WORK TO BE COMPLETED — Make an exact copy of all the entries below, with the pictures left out.

EXERCISE INPUT —
+--

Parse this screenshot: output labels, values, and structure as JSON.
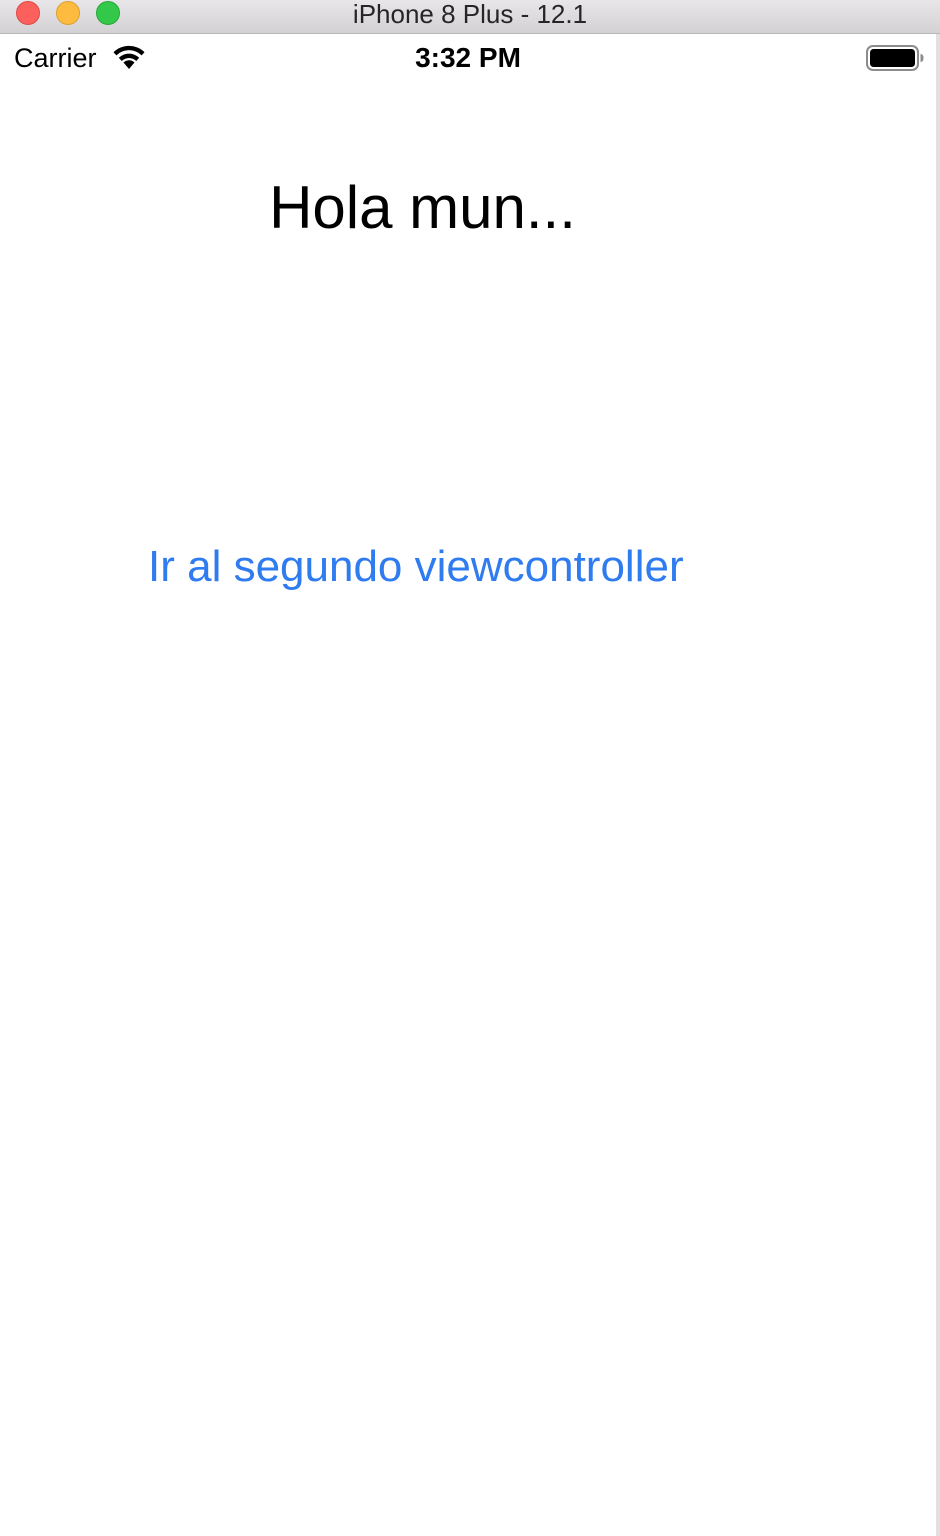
{
  "window": {
    "title": "iPhone 8 Plus - 12.1"
  },
  "status_bar": {
    "carrier": "Carrier",
    "time": "3:32 PM",
    "wifi_icon": "wifi-icon",
    "battery_icon": "battery-icon"
  },
  "content": {
    "label": "Hola mun...",
    "button_label": "Ir al segundo viewcontroller"
  },
  "colors": {
    "accent": "#2f7bf0",
    "close": "#fc605c",
    "minimize": "#fdbc40",
    "zoom": "#34c84a"
  }
}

+--

TASK RESPONSE —
Parse this screenshot: output labels, values, and structure as JSON.
{
  "window": {
    "title": "iPhone 8 Plus - 12.1"
  },
  "status_bar": {
    "carrier": "Carrier",
    "time": "3:32 PM",
    "wifi_icon": "wifi-icon",
    "battery_icon": "battery-icon"
  },
  "content": {
    "label": "Hola mun...",
    "button_label": "Ir al segundo viewcontroller"
  },
  "colors": {
    "accent": "#2f7bf0",
    "close": "#fc605c",
    "minimize": "#fdbc40",
    "zoom": "#34c84a"
  }
}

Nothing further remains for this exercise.